TASK TO COMPLETE. Reply with one number only: the count of lines below that contain the word "vinteodesktop".

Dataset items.

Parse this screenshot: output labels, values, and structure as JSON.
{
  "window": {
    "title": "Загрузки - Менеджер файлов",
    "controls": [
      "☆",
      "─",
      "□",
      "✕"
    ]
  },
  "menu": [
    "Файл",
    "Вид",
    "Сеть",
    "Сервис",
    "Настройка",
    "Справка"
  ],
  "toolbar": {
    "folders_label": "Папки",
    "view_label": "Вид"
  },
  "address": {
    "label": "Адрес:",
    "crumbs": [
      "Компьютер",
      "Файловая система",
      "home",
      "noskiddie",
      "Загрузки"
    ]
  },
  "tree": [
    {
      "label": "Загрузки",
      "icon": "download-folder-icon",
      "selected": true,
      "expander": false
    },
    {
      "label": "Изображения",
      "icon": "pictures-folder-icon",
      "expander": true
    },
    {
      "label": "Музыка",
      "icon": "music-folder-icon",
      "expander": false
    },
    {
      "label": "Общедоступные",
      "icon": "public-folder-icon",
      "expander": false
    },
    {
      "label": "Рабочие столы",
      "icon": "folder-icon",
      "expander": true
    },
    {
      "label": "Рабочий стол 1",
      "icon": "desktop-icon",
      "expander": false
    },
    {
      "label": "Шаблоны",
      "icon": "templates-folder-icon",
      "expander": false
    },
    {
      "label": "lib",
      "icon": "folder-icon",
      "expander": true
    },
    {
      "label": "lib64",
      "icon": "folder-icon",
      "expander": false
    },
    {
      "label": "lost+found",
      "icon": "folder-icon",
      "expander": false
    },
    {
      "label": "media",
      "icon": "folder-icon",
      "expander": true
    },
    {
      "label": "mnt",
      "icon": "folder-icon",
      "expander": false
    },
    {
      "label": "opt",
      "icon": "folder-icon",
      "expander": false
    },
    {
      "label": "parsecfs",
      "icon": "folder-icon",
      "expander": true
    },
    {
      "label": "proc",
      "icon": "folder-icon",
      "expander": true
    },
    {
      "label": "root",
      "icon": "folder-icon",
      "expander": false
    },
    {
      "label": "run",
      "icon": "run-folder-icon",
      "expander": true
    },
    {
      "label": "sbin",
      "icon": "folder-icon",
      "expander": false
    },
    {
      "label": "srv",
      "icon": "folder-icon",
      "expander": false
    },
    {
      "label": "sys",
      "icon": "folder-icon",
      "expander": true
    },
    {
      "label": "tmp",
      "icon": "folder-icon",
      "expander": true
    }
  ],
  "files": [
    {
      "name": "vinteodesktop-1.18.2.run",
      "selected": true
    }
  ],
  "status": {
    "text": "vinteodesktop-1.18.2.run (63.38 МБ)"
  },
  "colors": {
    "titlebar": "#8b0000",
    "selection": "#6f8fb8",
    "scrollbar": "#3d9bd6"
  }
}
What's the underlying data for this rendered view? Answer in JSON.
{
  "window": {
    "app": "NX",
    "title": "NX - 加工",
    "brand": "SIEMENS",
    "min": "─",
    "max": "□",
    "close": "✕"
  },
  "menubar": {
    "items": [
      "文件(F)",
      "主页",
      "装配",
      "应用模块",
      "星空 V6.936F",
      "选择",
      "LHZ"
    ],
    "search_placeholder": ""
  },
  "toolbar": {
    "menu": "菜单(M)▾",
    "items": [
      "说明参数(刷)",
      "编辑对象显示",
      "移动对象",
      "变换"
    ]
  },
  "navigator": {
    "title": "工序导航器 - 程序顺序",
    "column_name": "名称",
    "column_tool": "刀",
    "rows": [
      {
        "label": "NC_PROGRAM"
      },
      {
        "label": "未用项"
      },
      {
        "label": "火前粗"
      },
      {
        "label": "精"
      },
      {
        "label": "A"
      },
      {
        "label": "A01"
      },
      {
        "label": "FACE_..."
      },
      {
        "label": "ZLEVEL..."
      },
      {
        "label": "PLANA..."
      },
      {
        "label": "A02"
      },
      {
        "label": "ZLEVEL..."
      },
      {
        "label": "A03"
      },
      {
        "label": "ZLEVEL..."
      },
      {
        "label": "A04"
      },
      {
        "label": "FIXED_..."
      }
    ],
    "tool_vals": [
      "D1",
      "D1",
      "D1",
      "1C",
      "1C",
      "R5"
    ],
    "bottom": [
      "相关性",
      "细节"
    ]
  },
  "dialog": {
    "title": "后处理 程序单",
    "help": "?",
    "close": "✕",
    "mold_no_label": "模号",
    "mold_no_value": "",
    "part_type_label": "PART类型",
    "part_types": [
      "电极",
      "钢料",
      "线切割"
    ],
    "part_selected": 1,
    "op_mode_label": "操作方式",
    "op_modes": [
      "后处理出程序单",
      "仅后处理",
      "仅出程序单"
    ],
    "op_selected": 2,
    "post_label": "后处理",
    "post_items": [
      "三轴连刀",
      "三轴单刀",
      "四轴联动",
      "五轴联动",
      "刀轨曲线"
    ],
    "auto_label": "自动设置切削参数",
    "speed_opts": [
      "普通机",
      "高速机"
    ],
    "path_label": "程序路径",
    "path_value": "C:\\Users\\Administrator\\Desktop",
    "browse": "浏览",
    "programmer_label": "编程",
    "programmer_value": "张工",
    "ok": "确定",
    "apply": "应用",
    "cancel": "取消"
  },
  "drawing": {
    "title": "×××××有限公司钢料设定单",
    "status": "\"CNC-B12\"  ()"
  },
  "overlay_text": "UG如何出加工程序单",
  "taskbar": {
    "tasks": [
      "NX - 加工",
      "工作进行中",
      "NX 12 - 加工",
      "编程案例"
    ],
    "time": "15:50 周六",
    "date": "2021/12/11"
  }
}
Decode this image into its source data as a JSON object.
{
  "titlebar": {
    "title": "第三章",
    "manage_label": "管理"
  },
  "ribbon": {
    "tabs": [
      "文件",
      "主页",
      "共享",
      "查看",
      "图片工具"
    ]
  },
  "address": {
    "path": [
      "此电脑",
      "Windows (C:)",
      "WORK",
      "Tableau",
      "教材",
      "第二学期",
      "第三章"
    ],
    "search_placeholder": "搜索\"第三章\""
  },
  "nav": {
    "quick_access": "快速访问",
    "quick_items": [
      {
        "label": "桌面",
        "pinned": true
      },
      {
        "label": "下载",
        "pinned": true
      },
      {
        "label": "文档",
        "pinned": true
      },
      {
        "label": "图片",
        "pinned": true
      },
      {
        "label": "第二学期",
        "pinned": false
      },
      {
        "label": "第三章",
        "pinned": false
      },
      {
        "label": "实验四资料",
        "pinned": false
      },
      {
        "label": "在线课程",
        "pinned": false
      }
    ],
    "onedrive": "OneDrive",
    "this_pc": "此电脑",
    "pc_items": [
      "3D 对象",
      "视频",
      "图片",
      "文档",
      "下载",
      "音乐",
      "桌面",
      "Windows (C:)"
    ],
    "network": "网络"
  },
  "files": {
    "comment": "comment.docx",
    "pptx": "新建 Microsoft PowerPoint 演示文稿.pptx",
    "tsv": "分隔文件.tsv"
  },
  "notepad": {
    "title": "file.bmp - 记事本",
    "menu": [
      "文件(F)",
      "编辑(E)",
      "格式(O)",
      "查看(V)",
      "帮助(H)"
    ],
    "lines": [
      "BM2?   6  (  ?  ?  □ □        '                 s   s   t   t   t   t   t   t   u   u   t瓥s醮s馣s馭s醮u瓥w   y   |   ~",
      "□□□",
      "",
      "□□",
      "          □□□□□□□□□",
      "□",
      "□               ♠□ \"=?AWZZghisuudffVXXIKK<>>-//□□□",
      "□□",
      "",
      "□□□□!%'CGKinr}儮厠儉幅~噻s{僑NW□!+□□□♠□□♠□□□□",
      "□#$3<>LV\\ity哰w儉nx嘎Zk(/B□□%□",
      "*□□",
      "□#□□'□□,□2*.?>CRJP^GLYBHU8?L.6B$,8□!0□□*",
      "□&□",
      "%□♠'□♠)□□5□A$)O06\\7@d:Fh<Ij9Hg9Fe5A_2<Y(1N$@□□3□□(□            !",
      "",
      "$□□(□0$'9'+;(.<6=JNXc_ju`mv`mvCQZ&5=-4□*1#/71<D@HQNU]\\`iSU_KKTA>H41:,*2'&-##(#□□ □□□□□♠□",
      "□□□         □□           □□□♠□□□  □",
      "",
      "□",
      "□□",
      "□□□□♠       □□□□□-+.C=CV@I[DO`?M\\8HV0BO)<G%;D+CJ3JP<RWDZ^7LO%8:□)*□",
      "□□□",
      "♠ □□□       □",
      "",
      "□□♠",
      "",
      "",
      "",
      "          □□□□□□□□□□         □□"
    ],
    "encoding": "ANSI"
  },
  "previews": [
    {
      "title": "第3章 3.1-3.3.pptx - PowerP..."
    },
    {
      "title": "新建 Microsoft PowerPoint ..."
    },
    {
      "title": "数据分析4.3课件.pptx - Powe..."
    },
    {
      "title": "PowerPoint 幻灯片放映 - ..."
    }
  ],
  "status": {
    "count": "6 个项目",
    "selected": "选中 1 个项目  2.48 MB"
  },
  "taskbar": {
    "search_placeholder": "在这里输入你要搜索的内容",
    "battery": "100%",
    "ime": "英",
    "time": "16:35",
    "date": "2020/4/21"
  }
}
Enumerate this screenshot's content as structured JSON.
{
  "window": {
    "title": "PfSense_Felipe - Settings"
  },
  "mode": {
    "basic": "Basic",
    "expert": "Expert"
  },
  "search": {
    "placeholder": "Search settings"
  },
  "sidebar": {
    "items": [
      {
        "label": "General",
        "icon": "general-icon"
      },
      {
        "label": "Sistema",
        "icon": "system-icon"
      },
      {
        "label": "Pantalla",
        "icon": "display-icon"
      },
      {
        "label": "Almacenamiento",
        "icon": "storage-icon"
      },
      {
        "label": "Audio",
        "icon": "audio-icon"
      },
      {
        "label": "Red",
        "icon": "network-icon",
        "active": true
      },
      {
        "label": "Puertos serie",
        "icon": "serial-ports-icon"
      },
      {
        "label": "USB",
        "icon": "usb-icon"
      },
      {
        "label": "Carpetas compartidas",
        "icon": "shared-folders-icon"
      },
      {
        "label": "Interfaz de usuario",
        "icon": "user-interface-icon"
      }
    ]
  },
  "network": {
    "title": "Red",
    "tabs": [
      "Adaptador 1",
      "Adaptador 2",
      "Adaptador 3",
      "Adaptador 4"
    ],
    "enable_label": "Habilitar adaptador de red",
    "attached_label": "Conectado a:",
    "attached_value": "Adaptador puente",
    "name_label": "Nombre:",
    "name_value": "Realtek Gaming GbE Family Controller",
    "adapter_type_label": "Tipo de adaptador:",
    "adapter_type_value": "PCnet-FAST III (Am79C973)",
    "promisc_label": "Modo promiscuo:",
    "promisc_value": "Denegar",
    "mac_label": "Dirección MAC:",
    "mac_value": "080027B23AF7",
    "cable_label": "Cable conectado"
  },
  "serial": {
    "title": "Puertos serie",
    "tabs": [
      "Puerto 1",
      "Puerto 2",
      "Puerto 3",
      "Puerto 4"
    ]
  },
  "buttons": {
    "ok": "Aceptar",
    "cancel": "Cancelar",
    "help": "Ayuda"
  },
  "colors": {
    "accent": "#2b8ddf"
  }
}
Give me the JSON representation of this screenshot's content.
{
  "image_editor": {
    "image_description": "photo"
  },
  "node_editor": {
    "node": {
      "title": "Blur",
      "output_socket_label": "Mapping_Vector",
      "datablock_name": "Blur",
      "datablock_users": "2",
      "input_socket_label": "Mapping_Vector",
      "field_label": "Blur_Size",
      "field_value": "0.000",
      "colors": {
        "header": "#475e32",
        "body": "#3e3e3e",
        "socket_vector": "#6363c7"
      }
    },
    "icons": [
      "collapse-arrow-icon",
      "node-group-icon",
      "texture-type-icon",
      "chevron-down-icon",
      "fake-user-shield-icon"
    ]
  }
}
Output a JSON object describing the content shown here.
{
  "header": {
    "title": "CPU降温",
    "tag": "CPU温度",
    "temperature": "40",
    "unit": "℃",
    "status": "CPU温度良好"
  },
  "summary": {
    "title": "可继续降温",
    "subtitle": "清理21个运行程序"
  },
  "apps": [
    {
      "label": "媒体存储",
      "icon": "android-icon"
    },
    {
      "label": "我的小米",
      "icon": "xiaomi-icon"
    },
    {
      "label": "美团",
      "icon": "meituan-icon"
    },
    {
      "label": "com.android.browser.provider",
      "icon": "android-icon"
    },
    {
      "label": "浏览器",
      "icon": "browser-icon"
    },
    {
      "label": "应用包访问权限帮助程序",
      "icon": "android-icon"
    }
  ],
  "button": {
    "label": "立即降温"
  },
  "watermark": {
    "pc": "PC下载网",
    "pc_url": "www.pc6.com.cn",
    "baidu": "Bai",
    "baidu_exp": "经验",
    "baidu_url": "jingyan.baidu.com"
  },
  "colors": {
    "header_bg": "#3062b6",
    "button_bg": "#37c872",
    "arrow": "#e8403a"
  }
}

RESPONSE TO THIS TASK. 2